Put the lines from the one containing "inner-color-label: Inner Color" through the one containing "style-down-button-3[interactable] bbox=[362, 416, 490, 436]", both included, into a numbered list, omitting any blank lines.

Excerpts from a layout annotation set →
• • • • •

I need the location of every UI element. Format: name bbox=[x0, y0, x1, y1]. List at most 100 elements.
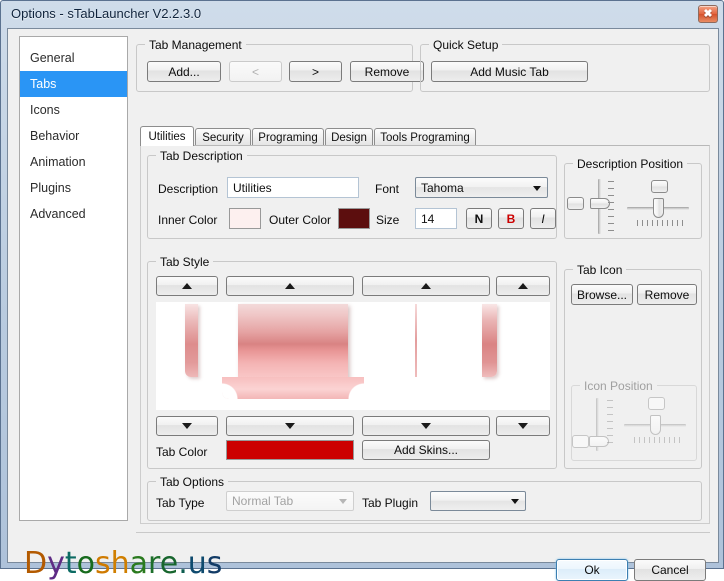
inner-color-label: Inner Color bbox=[158, 213, 218, 227]
description-horizontal-thumb[interactable] bbox=[653, 198, 664, 218]
icon-horizontal-reset-button[interactable] bbox=[648, 397, 665, 410]
style-down-button-3[interactable] bbox=[362, 416, 490, 436]
tab-style-preview bbox=[156, 302, 550, 410]
description-horizontal-reset-button[interactable] bbox=[651, 180, 668, 193]
tab-type-select[interactable]: Normal Tab bbox=[226, 491, 354, 511]
tab-color-label: Tab Color bbox=[156, 445, 208, 459]
tab-strip[interactable]: Utilities Security Programing Design Too… bbox=[140, 126, 710, 146]
tab-plugin-select[interactable] bbox=[430, 491, 526, 511]
size-input[interactable]: 14 bbox=[415, 208, 457, 229]
description-position-legend: Description Position bbox=[573, 157, 688, 171]
watermark-letter: s bbox=[206, 546, 223, 581]
tab-color-swatch[interactable] bbox=[226, 440, 354, 460]
font-bold-button[interactable]: B bbox=[498, 208, 524, 229]
size-label: Size bbox=[376, 213, 400, 227]
icon-horizontal-ticks bbox=[634, 437, 680, 443]
sidebar-item-advanced[interactable]: Advanced bbox=[20, 201, 127, 227]
icon-vertical-reset-button[interactable] bbox=[572, 435, 589, 448]
quick-setup-legend: Quick Setup bbox=[429, 38, 503, 52]
style-down-button-1[interactable] bbox=[156, 416, 218, 436]
preview-left-sliver bbox=[185, 304, 198, 377]
ok-button[interactable]: Ok bbox=[556, 559, 628, 581]
chevron-down-icon bbox=[511, 499, 519, 504]
previous-tab-button[interactable]: < bbox=[229, 61, 282, 82]
window-title: Options - sTabLauncher V2.2.3.0 bbox=[11, 6, 202, 21]
tab-icon-legend: Tab Icon bbox=[573, 263, 627, 277]
tab-style-legend: Tab Style bbox=[156, 255, 214, 269]
settings-category-list[interactable]: General Tabs Icons Behavior Animation Pl… bbox=[19, 36, 128, 521]
client-area: General Tabs Icons Behavior Animation Pl… bbox=[7, 28, 719, 581]
close-icon: ✖ bbox=[703, 7, 713, 20]
arrow-down-icon bbox=[285, 423, 295, 429]
tab-security[interactable]: Security bbox=[195, 128, 251, 146]
font-select-value: Tahoma bbox=[421, 180, 464, 195]
remove-tab-button[interactable]: Remove bbox=[350, 61, 424, 82]
description-vertical-reset-button[interactable] bbox=[567, 197, 584, 210]
style-up-button-2[interactable] bbox=[226, 276, 354, 296]
font-normal-button[interactable]: N bbox=[466, 208, 492, 229]
arrow-up-icon bbox=[421, 283, 431, 289]
style-down-button-4[interactable] bbox=[496, 416, 550, 436]
arrow-down-icon bbox=[518, 423, 528, 429]
tab-options-legend: Tab Options bbox=[156, 475, 229, 489]
arrow-down-icon bbox=[182, 423, 192, 429]
tab-tools-programing[interactable]: Tools Programing bbox=[374, 128, 476, 146]
icon-position-legend: Icon Position bbox=[580, 379, 657, 393]
icon-vertical-thumb[interactable] bbox=[589, 436, 609, 447]
style-up-button-1[interactable] bbox=[156, 276, 218, 296]
cancel-button[interactable]: Cancel bbox=[634, 559, 706, 581]
style-up-button-3[interactable] bbox=[362, 276, 490, 296]
style-down-button-2[interactable] bbox=[226, 416, 354, 436]
tab-programing[interactable]: Programing bbox=[252, 128, 324, 146]
description-label: Description bbox=[158, 182, 219, 196]
preview-right-sliver bbox=[482, 304, 497, 377]
sidebar-item-general[interactable]: General bbox=[20, 45, 127, 71]
remove-icon-button[interactable]: Remove bbox=[637, 284, 697, 305]
add-music-tab-button[interactable]: Add Music Tab bbox=[431, 61, 588, 82]
sidebar-item-tabs[interactable]: Tabs bbox=[20, 71, 127, 97]
tab-utilities[interactable]: Utilities bbox=[140, 126, 194, 146]
browse-icon-button[interactable]: Browse... bbox=[571, 284, 633, 305]
options-window: Options - sTabLauncher V2.2.3.0 ✖ Genera… bbox=[0, 0, 724, 581]
close-button[interactable]: ✖ bbox=[698, 5, 718, 23]
watermark-letter: e bbox=[159, 546, 179, 581]
title-bar: Options - sTabLauncher V2.2.3.0 ✖ bbox=[1, 1, 723, 28]
icon-vertical-ticks bbox=[607, 400, 613, 449]
add-skins-button[interactable]: Add Skins... bbox=[362, 440, 490, 460]
outer-color-label: Outer Color bbox=[269, 213, 332, 227]
sidebar-item-plugins[interactable]: Plugins bbox=[20, 175, 127, 201]
inner-color-swatch[interactable] bbox=[229, 208, 261, 229]
chevron-down-icon bbox=[533, 185, 541, 191]
tab-plugin-label: Tab Plugin bbox=[362, 496, 419, 510]
tab-icon-group: Tab Icon Browse... Remove Icon Position bbox=[564, 263, 702, 469]
description-vertical-ticks bbox=[608, 181, 614, 231]
watermark-letter: a bbox=[129, 546, 149, 581]
description-position-group: Description Position bbox=[564, 157, 702, 239]
next-tab-button[interactable]: > bbox=[289, 61, 342, 82]
arrow-up-icon bbox=[285, 283, 295, 289]
tab-management-legend: Tab Management bbox=[145, 38, 246, 52]
preview-tab-shape bbox=[238, 304, 348, 384]
outer-color-swatch[interactable] bbox=[338, 208, 370, 229]
sidebar-item-icons[interactable]: Icons bbox=[20, 97, 127, 123]
tab-style-group: Tab Style Tab Color Add Skins... bbox=[147, 255, 557, 469]
tab-description-legend: Tab Description bbox=[156, 149, 247, 163]
quick-setup-group: Quick Setup Add Music Tab bbox=[420, 38, 710, 92]
icon-horizontal-thumb[interactable] bbox=[650, 415, 661, 435]
style-up-button-4[interactable] bbox=[496, 276, 550, 296]
tab-type-label: Tab Type bbox=[156, 496, 205, 510]
tab-design[interactable]: Design bbox=[325, 128, 373, 146]
preview-divider-sliver bbox=[415, 304, 417, 377]
watermark-letter: y bbox=[47, 546, 65, 581]
add-tab-button[interactable]: Add... bbox=[147, 61, 221, 82]
font-italic-button[interactable]: I bbox=[530, 208, 556, 229]
description-input[interactable]: Utilities bbox=[227, 177, 359, 198]
sidebar-item-animation[interactable]: Animation bbox=[20, 149, 127, 175]
arrow-up-icon bbox=[518, 283, 528, 289]
sidebar-item-behavior[interactable]: Behavior bbox=[20, 123, 127, 149]
footer-divider bbox=[136, 532, 710, 533]
watermark-letter: o bbox=[76, 546, 95, 581]
watermark-letter: t bbox=[64, 546, 77, 581]
description-vertical-thumb[interactable] bbox=[590, 198, 610, 209]
font-select[interactable]: Tahoma bbox=[415, 177, 548, 198]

• • • • •

Solution for this task →
1. inner-color-label: Inner Color bbox=[158, 213, 218, 227]
2. description-horizontal-thumb[interactable] bbox=[653, 198, 664, 218]
3. icon-horizontal-reset-button[interactable] bbox=[648, 397, 665, 410]
4. style-down-button-3[interactable] bbox=[362, 416, 490, 436]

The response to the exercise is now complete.